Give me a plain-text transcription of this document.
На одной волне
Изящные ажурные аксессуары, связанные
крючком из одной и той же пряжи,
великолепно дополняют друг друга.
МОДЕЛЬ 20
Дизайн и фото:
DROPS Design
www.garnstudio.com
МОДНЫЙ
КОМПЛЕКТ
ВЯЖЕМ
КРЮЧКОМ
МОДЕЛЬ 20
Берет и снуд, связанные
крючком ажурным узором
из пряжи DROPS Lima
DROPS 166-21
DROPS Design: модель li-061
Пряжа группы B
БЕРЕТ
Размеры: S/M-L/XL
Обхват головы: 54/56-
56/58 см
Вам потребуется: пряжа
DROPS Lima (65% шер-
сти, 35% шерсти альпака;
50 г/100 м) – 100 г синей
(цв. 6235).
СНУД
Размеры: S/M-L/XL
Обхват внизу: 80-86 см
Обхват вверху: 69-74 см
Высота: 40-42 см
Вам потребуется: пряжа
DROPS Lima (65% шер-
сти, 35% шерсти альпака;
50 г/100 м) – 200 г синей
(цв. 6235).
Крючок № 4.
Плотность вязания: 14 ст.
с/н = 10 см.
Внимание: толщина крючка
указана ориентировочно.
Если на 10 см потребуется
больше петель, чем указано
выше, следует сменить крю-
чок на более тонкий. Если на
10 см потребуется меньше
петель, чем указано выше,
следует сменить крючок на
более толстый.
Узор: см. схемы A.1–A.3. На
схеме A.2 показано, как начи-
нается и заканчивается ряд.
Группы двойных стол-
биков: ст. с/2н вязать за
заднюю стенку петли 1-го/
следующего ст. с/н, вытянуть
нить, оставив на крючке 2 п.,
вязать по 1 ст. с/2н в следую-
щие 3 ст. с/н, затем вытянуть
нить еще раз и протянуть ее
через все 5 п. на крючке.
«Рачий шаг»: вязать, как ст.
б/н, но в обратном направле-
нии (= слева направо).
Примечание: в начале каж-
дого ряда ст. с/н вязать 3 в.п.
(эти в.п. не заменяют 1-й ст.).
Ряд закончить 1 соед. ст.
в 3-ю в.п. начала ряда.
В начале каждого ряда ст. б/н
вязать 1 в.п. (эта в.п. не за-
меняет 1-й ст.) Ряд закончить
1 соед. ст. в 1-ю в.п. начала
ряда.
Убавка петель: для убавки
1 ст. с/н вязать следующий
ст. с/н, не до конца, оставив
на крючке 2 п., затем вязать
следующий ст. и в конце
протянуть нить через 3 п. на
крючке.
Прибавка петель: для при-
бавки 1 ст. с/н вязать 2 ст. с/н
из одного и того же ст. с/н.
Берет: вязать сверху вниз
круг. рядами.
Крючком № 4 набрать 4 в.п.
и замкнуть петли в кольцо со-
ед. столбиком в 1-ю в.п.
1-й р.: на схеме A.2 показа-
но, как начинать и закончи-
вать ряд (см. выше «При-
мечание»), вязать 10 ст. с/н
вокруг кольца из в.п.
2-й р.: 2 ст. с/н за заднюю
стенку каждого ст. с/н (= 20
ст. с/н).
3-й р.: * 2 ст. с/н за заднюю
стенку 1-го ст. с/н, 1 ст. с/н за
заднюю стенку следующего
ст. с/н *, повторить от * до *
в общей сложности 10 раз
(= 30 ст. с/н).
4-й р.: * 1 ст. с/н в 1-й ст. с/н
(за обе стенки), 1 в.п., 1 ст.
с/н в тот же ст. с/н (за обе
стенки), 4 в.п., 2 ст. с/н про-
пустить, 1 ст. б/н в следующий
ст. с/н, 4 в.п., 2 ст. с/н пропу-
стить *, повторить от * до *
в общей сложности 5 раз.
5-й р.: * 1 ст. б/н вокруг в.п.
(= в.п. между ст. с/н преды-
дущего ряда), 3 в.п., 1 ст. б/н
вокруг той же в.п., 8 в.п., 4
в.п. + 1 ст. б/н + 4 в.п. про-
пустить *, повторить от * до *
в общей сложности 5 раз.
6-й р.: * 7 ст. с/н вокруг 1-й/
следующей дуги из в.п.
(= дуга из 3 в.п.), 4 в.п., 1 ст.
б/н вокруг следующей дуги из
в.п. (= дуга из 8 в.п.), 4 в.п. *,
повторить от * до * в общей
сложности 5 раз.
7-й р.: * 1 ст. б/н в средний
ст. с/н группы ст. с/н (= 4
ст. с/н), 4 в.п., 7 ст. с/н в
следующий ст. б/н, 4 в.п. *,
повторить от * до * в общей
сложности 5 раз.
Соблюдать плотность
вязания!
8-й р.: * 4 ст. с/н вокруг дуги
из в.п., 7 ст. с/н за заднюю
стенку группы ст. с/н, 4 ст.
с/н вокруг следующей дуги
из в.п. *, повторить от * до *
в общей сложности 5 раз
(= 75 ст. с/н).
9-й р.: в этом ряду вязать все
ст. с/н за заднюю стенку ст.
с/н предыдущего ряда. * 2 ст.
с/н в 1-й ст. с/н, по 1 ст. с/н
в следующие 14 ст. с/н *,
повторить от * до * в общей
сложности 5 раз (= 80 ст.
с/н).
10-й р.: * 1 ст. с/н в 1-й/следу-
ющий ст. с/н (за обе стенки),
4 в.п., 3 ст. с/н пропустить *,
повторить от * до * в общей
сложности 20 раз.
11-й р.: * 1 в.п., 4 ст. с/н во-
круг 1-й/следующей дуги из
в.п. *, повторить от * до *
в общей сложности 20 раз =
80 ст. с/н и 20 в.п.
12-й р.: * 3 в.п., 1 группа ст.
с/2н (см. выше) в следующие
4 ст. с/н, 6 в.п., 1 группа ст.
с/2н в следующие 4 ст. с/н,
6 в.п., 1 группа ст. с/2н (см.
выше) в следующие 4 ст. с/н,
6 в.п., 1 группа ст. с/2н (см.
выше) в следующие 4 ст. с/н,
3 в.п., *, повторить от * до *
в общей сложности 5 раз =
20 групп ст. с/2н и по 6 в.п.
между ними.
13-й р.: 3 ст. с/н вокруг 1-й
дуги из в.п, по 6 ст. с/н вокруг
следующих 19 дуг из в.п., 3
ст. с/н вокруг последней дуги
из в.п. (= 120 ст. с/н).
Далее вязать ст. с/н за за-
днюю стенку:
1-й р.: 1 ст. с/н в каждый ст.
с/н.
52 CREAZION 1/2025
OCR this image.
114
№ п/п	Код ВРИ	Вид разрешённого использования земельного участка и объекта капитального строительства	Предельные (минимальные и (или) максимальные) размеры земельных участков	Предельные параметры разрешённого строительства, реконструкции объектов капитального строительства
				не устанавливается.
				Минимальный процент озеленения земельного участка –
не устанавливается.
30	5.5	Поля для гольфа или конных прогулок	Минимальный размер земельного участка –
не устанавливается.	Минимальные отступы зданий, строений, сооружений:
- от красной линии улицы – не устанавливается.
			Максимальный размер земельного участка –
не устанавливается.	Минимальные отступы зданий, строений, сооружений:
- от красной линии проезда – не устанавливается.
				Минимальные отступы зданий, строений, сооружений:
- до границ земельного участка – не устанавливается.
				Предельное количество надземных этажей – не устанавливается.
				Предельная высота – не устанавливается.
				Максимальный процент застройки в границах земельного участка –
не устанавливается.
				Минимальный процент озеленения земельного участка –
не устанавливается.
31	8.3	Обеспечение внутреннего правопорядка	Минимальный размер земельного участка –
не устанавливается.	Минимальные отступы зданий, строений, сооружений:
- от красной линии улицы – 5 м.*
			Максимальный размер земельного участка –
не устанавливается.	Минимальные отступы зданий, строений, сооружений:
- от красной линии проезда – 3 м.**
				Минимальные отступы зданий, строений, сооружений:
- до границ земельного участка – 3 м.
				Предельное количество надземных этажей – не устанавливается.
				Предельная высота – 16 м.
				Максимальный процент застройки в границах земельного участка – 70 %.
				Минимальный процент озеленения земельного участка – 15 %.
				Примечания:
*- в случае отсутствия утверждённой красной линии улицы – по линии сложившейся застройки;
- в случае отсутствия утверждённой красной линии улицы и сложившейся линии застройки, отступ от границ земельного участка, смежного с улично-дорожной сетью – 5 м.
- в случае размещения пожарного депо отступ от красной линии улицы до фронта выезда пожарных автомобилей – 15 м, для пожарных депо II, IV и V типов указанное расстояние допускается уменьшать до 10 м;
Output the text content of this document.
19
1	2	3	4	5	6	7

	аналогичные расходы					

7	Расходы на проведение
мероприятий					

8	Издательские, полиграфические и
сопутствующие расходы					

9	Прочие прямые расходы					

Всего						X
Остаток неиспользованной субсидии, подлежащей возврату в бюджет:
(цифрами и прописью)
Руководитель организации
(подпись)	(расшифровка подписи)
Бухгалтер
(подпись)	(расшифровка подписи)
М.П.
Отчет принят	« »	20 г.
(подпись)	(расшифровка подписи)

What the exercise asks: Copy every line of the listing that contains the word "следующей".

Reply:
следующей дуги из в.п.
б/н вокруг следующей дуги из
с/н вокруг следующей дуги
круг 1-й/следующей дуги из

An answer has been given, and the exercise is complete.